-- Begin --

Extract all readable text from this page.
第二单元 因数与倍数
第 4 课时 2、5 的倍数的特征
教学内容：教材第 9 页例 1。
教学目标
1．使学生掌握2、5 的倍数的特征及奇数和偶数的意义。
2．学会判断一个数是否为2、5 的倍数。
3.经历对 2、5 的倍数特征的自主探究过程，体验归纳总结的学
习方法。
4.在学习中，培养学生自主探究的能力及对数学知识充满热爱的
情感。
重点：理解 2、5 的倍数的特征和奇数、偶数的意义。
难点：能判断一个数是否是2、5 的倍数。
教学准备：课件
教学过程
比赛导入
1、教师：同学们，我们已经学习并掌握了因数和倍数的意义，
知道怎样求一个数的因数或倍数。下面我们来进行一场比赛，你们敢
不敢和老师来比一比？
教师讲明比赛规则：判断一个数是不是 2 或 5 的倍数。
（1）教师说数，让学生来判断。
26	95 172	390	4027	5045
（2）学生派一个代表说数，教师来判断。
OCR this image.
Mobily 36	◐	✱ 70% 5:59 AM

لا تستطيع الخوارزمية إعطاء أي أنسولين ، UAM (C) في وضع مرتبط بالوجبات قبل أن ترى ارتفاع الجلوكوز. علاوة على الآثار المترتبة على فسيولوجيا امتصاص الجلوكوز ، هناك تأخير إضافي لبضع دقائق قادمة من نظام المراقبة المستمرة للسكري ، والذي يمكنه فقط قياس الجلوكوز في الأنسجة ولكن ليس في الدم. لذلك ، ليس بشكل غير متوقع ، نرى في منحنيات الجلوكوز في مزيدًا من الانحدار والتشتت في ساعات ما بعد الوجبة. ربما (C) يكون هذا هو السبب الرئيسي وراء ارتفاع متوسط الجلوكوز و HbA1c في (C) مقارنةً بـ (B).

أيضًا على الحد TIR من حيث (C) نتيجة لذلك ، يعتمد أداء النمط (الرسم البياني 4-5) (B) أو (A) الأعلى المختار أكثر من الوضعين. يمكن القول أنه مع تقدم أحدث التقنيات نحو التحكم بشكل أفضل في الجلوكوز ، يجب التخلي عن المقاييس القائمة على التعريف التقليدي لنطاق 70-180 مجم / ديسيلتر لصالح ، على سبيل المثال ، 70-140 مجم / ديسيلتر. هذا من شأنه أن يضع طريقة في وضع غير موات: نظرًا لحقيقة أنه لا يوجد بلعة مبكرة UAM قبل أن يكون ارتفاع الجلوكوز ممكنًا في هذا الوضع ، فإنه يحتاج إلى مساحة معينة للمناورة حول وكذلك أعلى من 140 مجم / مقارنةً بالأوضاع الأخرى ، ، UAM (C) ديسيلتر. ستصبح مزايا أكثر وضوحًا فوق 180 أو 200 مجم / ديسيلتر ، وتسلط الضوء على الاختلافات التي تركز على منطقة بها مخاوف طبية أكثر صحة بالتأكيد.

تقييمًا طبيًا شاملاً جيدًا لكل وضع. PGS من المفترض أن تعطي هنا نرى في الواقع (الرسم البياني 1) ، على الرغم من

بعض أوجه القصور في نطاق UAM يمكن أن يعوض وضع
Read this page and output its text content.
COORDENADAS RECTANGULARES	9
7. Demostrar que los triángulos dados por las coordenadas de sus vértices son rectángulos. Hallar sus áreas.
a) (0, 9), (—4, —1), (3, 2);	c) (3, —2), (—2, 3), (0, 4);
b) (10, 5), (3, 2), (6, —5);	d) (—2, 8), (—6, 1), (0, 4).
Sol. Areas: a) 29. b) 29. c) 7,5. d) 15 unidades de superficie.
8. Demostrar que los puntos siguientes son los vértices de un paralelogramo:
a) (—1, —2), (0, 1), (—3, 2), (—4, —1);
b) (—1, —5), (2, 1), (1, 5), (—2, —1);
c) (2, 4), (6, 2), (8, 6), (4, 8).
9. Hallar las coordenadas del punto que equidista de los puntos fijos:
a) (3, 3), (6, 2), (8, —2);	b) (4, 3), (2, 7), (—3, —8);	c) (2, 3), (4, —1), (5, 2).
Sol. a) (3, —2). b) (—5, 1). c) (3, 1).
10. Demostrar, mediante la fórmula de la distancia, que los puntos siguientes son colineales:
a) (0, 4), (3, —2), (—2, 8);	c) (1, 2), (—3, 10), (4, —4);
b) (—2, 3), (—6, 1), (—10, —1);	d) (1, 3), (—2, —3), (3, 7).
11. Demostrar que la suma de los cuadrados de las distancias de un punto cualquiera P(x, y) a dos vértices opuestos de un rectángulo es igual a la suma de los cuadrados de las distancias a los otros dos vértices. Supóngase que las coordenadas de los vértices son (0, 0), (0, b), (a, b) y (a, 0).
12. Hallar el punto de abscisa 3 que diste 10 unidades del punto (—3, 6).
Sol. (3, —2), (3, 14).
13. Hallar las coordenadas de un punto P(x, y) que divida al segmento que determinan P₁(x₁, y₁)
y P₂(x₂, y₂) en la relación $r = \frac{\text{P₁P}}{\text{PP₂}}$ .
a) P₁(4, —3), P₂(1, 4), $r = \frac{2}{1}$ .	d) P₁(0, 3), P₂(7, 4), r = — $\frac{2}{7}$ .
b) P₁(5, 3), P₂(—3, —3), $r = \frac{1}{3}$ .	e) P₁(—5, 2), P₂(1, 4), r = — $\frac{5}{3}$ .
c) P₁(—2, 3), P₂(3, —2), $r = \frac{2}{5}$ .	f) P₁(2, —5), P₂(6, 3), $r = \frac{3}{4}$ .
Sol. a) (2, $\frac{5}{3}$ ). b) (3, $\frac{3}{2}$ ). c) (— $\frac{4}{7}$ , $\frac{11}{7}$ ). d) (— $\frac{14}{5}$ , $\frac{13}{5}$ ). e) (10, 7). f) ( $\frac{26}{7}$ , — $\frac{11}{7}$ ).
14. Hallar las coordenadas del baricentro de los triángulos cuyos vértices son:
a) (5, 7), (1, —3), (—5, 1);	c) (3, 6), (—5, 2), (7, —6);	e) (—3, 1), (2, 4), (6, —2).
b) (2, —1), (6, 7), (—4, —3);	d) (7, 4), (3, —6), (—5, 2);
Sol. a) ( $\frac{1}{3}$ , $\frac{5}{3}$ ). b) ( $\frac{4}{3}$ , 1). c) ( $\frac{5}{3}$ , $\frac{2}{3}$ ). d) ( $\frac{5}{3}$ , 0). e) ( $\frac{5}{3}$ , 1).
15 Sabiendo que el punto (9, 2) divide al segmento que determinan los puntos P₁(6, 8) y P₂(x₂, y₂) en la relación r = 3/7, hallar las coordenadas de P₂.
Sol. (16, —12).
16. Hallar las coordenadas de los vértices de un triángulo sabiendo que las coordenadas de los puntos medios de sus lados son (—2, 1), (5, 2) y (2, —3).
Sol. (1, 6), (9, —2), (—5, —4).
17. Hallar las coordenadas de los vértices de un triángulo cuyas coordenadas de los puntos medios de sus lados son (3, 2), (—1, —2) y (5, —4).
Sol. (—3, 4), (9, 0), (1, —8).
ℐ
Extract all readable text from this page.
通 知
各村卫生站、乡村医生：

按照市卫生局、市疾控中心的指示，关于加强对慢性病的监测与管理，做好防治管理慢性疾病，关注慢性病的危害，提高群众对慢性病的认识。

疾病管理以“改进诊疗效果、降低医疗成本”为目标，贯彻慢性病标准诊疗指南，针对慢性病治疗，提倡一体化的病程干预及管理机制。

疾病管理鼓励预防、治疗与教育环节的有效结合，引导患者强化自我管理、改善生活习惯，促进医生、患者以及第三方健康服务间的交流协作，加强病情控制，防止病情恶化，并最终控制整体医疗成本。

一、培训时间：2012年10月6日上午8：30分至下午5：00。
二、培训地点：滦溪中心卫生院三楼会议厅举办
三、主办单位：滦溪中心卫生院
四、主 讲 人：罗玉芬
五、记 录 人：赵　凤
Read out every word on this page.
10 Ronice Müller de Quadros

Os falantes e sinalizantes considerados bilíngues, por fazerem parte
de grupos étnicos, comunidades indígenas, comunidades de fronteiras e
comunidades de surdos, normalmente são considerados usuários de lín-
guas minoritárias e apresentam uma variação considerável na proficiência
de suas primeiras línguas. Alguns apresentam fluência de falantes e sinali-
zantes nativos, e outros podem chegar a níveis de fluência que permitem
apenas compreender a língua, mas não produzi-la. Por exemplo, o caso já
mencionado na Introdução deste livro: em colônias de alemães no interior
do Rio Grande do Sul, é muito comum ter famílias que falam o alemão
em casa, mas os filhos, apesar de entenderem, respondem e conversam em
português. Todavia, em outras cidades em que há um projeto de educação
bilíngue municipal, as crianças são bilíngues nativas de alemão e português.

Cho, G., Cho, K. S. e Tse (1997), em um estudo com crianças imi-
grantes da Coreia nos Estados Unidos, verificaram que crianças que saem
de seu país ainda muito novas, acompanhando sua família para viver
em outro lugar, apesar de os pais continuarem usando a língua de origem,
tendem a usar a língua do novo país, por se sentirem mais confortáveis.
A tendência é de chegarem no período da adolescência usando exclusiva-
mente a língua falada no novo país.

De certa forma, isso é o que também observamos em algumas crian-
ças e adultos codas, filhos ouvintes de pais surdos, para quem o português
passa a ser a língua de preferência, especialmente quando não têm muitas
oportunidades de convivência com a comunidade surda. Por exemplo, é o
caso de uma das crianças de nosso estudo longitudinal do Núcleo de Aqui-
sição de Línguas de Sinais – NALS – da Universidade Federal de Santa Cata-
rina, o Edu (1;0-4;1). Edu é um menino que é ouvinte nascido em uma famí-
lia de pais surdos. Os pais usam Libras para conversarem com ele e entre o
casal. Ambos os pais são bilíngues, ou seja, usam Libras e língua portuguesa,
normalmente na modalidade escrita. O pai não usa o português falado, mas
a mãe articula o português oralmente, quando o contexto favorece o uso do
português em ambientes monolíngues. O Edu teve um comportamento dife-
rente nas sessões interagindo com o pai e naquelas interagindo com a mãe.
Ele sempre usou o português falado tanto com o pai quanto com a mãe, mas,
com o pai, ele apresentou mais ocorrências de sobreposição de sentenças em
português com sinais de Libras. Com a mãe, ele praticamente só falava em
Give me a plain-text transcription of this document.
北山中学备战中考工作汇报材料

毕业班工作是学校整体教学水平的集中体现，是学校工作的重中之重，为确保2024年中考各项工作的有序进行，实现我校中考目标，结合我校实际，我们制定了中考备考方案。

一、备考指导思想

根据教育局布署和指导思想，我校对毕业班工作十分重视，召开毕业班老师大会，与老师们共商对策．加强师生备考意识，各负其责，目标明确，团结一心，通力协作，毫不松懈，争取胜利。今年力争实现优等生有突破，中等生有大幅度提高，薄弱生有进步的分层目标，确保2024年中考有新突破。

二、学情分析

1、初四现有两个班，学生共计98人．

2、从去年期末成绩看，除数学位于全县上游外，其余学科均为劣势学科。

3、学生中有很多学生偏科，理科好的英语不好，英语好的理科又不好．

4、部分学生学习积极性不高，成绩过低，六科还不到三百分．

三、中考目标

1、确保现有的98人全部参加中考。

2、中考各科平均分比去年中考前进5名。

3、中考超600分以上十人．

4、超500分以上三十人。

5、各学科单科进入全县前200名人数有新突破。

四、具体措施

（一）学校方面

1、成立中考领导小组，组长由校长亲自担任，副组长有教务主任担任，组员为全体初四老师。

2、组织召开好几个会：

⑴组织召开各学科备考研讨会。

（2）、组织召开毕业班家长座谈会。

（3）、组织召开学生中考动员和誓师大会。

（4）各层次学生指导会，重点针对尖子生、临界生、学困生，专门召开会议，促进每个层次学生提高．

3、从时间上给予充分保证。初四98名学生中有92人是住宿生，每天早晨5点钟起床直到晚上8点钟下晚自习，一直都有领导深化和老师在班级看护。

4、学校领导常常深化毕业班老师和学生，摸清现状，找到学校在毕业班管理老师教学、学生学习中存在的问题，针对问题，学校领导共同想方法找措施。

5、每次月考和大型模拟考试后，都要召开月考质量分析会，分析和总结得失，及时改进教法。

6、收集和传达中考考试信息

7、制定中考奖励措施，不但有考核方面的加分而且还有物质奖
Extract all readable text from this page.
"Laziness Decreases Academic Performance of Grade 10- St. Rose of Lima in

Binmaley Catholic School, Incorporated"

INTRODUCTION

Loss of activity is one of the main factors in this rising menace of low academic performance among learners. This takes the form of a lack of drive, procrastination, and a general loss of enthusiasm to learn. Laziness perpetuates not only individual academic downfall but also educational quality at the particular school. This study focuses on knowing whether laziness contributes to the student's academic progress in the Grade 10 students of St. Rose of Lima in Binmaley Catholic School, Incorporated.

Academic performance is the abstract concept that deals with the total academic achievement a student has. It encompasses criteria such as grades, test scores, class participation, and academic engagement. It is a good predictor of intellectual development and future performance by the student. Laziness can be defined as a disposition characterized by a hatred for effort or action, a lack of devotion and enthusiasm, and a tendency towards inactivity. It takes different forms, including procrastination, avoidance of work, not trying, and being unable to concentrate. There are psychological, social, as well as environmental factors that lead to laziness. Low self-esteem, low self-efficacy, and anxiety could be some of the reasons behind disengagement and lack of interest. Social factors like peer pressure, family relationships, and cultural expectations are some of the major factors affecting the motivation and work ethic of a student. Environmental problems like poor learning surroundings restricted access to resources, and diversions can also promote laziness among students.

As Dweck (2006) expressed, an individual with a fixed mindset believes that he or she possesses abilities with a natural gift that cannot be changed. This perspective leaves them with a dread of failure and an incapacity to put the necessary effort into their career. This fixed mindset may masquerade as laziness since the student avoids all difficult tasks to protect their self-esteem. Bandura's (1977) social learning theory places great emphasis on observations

-- End --

• Written exercise:
Say how many lines in this listing hold the string "filhos", giving the count and nothing more.

• Task result:
2